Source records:
====================

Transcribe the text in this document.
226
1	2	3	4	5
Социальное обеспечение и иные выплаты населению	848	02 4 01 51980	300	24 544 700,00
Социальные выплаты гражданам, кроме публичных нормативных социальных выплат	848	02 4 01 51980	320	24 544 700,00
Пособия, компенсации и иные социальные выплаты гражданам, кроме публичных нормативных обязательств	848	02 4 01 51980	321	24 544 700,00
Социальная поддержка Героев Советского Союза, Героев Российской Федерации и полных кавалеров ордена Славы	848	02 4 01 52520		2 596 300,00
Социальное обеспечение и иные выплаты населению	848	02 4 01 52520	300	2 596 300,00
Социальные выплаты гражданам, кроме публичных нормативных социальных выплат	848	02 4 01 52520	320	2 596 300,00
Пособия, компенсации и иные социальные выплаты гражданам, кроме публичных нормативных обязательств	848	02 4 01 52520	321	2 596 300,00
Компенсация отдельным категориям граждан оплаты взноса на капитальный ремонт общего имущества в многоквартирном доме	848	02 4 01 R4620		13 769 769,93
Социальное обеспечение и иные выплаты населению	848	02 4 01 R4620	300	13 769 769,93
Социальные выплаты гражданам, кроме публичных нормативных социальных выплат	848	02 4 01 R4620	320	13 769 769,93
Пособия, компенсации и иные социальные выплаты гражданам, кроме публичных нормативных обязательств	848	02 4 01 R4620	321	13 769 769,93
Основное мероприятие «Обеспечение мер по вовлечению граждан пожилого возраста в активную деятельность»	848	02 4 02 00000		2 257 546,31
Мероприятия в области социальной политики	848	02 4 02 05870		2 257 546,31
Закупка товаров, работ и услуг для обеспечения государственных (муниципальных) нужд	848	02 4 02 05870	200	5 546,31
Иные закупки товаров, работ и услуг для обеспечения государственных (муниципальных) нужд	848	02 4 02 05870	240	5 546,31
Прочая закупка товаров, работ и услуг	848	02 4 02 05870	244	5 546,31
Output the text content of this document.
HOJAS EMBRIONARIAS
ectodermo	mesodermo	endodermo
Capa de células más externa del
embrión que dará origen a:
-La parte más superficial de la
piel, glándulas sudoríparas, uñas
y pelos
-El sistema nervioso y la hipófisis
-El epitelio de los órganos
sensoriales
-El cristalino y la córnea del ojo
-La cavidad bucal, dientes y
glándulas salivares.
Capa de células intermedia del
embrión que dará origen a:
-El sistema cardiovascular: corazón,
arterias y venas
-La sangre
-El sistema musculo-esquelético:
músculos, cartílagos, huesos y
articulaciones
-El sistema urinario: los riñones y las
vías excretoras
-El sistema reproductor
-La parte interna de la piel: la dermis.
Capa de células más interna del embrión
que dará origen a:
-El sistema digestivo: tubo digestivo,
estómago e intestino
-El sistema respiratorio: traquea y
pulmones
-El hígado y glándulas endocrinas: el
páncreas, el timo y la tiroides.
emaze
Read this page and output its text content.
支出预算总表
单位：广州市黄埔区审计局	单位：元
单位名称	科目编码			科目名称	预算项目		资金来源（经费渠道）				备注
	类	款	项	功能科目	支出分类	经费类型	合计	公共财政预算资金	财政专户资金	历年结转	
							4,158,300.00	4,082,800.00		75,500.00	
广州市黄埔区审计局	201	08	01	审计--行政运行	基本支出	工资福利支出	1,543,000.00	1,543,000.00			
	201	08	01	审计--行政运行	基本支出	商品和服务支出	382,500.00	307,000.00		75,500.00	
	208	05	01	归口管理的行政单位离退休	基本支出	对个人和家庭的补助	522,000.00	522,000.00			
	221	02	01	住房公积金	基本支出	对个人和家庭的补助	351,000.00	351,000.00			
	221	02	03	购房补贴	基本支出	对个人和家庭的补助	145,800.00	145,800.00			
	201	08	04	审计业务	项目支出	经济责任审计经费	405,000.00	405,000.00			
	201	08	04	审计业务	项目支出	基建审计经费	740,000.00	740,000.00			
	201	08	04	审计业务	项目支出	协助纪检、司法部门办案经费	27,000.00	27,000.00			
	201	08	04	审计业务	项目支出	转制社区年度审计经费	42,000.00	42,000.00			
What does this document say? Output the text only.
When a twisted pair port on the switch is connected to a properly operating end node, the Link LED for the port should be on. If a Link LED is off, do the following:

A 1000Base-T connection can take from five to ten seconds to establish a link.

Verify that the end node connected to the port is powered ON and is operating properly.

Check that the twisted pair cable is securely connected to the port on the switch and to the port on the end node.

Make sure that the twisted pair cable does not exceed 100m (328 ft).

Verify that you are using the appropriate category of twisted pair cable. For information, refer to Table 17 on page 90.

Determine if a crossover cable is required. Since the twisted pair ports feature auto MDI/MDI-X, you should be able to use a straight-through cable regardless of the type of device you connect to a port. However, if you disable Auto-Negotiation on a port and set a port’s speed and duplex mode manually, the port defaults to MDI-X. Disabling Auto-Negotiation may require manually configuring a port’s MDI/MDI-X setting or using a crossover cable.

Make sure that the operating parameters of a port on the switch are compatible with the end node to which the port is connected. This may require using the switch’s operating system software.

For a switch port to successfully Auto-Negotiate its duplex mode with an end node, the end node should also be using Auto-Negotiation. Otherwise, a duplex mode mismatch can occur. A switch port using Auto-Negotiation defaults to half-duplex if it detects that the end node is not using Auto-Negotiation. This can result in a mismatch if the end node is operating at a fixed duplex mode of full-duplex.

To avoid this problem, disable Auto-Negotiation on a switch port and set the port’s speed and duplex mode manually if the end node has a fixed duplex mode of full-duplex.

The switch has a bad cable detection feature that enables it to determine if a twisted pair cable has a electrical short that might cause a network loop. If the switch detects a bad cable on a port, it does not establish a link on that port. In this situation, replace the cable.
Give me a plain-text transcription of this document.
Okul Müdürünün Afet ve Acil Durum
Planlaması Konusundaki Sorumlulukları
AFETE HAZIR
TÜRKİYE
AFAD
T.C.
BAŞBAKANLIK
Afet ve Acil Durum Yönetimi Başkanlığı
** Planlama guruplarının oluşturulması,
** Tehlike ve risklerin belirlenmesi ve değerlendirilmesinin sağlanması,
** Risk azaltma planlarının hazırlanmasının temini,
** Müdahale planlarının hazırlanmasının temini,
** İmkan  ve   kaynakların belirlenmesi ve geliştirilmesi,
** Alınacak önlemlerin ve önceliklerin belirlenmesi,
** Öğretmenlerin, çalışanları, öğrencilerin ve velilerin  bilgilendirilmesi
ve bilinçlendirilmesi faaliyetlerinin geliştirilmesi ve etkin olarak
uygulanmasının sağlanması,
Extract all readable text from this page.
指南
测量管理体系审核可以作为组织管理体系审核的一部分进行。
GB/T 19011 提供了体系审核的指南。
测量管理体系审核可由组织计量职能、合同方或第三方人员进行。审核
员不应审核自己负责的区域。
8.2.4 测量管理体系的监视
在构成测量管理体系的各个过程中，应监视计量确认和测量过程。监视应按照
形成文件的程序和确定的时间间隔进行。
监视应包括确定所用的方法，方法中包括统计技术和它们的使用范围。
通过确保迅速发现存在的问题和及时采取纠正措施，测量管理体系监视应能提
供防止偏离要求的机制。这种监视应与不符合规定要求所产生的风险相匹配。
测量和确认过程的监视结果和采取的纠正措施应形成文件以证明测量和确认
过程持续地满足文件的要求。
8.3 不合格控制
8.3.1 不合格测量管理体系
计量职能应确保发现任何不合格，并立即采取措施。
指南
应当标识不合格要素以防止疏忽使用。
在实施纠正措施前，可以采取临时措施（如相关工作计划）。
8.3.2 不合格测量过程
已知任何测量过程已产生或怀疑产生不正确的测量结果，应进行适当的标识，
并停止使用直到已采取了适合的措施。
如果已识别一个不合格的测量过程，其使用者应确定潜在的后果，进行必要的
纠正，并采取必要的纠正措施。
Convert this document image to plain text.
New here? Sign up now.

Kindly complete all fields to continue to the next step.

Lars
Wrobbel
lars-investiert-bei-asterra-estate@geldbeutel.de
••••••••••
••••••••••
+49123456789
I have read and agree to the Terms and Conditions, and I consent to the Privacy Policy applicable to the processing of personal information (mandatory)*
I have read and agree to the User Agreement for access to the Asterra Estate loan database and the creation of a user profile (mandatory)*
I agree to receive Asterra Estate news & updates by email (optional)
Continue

====================

What this task involves:
Return every line above that contains the word "sağlanması".

Result of the task:
** Tehlike ve risklerin belirlenmesi ve değerlendirilmesinin sağlanması,
uygulanmasının sağlanması,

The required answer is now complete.